## The task
All of the records listed below should be retyped exactly.

— START OF Data for this exercise —

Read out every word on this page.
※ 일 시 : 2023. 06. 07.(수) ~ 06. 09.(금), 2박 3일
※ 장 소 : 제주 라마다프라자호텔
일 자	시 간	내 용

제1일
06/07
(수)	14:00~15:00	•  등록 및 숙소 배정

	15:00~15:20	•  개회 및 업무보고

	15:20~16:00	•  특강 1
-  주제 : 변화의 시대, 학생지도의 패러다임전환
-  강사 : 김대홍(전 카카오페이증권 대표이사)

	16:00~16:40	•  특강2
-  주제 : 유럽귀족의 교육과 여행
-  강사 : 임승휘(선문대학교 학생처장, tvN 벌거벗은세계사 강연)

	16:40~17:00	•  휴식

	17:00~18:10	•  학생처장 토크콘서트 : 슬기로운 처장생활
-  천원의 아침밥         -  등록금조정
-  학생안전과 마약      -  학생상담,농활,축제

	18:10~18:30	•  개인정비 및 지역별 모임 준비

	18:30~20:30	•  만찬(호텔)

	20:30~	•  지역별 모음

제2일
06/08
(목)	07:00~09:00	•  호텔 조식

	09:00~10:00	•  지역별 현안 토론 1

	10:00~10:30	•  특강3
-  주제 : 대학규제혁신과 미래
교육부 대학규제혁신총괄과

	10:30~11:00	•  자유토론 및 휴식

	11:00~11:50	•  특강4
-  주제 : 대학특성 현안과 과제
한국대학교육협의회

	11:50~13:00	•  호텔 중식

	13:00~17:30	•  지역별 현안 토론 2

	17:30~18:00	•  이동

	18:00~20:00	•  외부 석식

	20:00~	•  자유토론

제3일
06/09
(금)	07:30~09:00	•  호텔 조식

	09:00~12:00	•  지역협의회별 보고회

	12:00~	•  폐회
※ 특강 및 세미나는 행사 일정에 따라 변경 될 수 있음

— END OF Data for this exercise —

## Response to this task
Read out every word on this page.
※ 일 시 : 2023. 06. 07.(수) ~ 06. 09.(금), 2박 3일
※ 장 소 : 제주 라마다프라자호텔
일 자	시 간	내 용

제1일
06/07
(수)	14:00~15:00	•  등록 및 숙소 배정

	15:00~15:20	•  개회 및 업무보고

	15:20~16:00	•  특강 1
-  주제 : 변화의 시대, 학생지도의 패러다임전환
-  강사 : 김대홍(전 카카오페이증권 대표이사)

	16:00~16:40	•  특강2
-  주제 : 유럽귀족의 교육과 여행
-  강사 : 임승휘(선문대학교 학생처장, tvN 벌거벗은세계사 강연)

	16:40~17:00	•  휴식

	17:00~18:10	•  학생처장 토크콘서트 : 슬기로운 처장생활
-  천원의 아침밥         -  등록금조정
-  학생안전과 마약      -  학생상담,농활,축제

	18:10~18:30	•  개인정비 및 지역별 모임 준비

	18:30~20:30	•  만찬(호텔)

	20:30~	•  지역별 모음

제2일
06/08
(목)	07:00~09:00	•  호텔 조식

	09:00~10:00	•  지역별 현안 토론 1

	10:00~10:30	•  특강3
-  주제 : 대학규제혁신과 미래
교육부 대학규제혁신총괄과

	10:30~11:00	•  자유토론 및 휴식

	11:00~11:50	•  특강4
-  주제 : 대학특성 현안과 과제
한국대학교육협의회

	11:50~13:00	•  호텔 중식

	13:00~17:30	•  지역별 현안 토론 2

	17:30~18:00	•  이동

	18:00~20:00	•  외부 석식

	20:00~	•  자유토론

제3일
06/09
(금)	07:30~09:00	•  호텔 조식

	09:00~12:00	•  지역협의회별 보고회

	12:00~	•  폐회
※ 특강 및 세미나는 행사 일정에 따라 변경 될 수 있음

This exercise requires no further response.